======== Records for the task ========
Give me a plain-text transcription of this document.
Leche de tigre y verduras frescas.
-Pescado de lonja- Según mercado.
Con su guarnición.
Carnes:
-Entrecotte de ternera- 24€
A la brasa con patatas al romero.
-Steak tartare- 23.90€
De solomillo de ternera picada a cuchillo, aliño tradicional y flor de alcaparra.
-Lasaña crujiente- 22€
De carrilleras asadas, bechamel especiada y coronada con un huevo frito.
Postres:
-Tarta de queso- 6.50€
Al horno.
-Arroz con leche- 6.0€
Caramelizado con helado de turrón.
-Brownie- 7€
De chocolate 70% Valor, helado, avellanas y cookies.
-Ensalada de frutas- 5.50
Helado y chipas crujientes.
========
Reproduce the listing above verbatim, from first line to last.

* [Written solution]
Give me a plain-text transcription of this document.
Leche de tigre y verduras frescas.
-Pescado de lonja- Según mercado.
Con su guarnición.
Carnes:
-Entrecotte de ternera- 24€
A la brasa con patatas al romero.
-Steak tartare- 23.90€
De solomillo de ternera picada a cuchillo, aliño tradicional y flor de alcaparra.
-Lasaña crujiente- 22€
De carrilleras asadas, bechamel especiada y coronada con un huevo frito.
Postres:
-Tarta de queso- 6.50€
Al horno.
-Arroz con leche- 6.0€
Caramelizado con helado de turrón.
-Brownie- 7€
De chocolate 70% Valor, helado, avellanas y cookies.
-Ensalada de frutas- 5.50
Helado y chipas crujientes.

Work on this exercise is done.